- _Dataset rows_

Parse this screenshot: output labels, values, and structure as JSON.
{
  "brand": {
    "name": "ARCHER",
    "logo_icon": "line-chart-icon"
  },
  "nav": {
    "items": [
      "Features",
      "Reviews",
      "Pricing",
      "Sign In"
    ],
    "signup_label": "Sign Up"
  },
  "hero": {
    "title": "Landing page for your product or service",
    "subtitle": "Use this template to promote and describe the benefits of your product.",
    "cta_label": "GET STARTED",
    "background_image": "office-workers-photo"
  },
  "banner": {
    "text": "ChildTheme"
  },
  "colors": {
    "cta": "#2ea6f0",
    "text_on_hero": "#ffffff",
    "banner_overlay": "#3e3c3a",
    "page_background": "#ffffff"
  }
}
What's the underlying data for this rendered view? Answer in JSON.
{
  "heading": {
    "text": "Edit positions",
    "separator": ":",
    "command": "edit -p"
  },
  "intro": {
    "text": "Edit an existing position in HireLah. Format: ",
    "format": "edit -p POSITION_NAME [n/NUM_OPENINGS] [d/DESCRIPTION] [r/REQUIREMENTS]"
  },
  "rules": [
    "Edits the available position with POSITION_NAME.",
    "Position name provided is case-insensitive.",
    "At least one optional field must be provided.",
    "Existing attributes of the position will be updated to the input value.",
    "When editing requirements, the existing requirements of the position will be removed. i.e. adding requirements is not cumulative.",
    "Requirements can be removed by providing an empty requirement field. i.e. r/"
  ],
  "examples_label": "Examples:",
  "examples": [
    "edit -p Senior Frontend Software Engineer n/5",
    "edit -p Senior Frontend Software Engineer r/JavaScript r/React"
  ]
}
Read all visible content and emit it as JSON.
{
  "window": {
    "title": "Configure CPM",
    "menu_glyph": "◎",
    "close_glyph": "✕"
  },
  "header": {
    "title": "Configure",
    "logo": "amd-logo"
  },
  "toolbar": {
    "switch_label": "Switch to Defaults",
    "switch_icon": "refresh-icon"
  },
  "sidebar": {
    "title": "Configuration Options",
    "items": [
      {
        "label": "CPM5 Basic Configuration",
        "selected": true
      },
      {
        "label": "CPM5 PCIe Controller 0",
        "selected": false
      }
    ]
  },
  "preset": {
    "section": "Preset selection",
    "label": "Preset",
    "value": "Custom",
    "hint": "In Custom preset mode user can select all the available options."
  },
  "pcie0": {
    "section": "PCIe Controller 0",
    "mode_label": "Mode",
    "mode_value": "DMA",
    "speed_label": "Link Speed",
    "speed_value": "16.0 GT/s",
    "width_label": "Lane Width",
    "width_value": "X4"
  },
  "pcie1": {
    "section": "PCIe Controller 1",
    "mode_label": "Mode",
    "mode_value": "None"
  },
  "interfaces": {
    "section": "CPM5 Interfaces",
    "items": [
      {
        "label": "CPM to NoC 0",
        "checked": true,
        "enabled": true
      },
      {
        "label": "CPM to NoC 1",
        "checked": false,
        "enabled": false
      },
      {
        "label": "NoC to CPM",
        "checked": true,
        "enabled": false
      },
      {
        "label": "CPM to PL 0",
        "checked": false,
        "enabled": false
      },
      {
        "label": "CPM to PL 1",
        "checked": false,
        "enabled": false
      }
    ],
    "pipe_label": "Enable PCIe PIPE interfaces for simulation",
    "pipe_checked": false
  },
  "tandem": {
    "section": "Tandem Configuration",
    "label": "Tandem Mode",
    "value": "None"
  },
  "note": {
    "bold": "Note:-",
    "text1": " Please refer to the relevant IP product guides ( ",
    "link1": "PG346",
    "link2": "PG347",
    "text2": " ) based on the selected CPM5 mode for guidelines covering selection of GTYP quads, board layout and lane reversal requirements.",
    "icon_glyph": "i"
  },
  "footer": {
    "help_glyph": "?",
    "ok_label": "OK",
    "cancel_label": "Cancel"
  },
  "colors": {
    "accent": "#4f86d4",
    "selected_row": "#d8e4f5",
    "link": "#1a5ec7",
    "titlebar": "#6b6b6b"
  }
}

- _Problem to solve_
Every record above must be duplicated exactly.

- _Task result_
Parse this screenshot: output labels, values, and structure as JSON.
{
  "brand": {
    "name": "ARCHER",
    "logo_icon": "line-chart-icon"
  },
  "nav": {
    "items": [
      "Features",
      "Reviews",
      "Pricing",
      "Sign In"
    ],
    "signup_label": "Sign Up"
  },
  "hero": {
    "title": "Landing page for your product or service",
    "subtitle": "Use this template to promote and describe the benefits of your product.",
    "cta_label": "GET STARTED",
    "background_image": "office-workers-photo"
  },
  "banner": {
    "text": "ChildTheme"
  },
  "colors": {
    "cta": "#2ea6f0",
    "text_on_hero": "#ffffff",
    "banner_overlay": "#3e3c3a",
    "page_background": "#ffffff"
  }
}
What's the underlying data for this rendered view? Answer in JSON.
{
  "heading": {
    "text": "Edit positions",
    "separator": ":",
    "command": "edit -p"
  },
  "intro": {
    "text": "Edit an existing position in HireLah. Format: ",
    "format": "edit -p POSITION_NAME [n/NUM_OPENINGS] [d/DESCRIPTION] [r/REQUIREMENTS]"
  },
  "rules": [
    "Edits the available position with POSITION_NAME.",
    "Position name provided is case-insensitive.",
    "At least one optional field must be provided.",
    "Existing attributes of the position will be updated to the input value.",
    "When editing requirements, the existing requirements of the position will be removed. i.e. adding requirements is not cumulative.",
    "Requirements can be removed by providing an empty requirement field. i.e. r/"
  ],
  "examples_label": "Examples:",
  "examples": [
    "edit -p Senior Frontend Software Engineer n/5",
    "edit -p Senior Frontend Software Engineer r/JavaScript r/React"
  ]
}
Read all visible content and emit it as JSON.
{
  "window": {
    "title": "Configure CPM",
    "menu_glyph": "◎",
    "close_glyph": "✕"
  },
  "header": {
    "title": "Configure",
    "logo": "amd-logo"
  },
  "toolbar": {
    "switch_label": "Switch to Defaults",
    "switch_icon": "refresh-icon"
  },
  "sidebar": {
    "title": "Configuration Options",
    "items": [
      {
        "label": "CPM5 Basic Configuration",
        "selected": true
      },
      {
        "label": "CPM5 PCIe Controller 0",
        "selected": false
      }
    ]
  },
  "preset": {
    "section": "Preset selection",
    "label": "Preset",
    "value": "Custom",
    "hint": "In Custom preset mode user can select all the available options."
  },
  "pcie0": {
    "section": "PCIe Controller 0",
    "mode_label": "Mode",
    "mode_value": "DMA",
    "speed_label": "Link Speed",
    "speed_value": "16.0 GT/s",
    "width_label": "Lane Width",
    "width_value": "X4"
  },
  "pcie1": {
    "section": "PCIe Controller 1",
    "mode_label": "Mode",
    "mode_value": "None"
  },
  "interfaces": {
    "section": "CPM5 Interfaces",
    "items": [
      {
        "label": "CPM to NoC 0",
        "checked": true,
        "enabled": true
      },
      {
        "label": "CPM to NoC 1",
        "checked": false,
        "enabled": false
      },
      {
        "label": "NoC to CPM",
        "checked": true,
        "enabled": false
      },
      {
        "label": "CPM to PL 0",
        "checked": false,
        "enabled": false
      },
      {
        "label": "CPM to PL 1",
        "checked": false,
        "enabled": false
      }
    ],
    "pipe_label": "Enable PCIe PIPE interfaces for simulation",
    "pipe_checked": false
  },
  "tandem": {
    "section": "Tandem Configuration",
    "label": "Tandem Mode",
    "value": "None"
  },
  "note": {
    "bold": "Note:-",
    "text1": " Please refer to the relevant IP product guides ( ",
    "link1": "PG346",
    "link2": "PG347",
    "text2": " ) based on the selected CPM5 mode for guidelines covering selection of GTYP quads, board layout and lane reversal requirements.",
    "icon_glyph": "i"
  },
  "footer": {
    "help_glyph": "?",
    "ok_label": "OK",
    "cancel_label": "Cancel"
  },
  "colors": {
    "accent": "#4f86d4",
    "selected_row": "#d8e4f5",
    "link": "#1a5ec7",
    "titlebar": "#6b6b6b"
  }
}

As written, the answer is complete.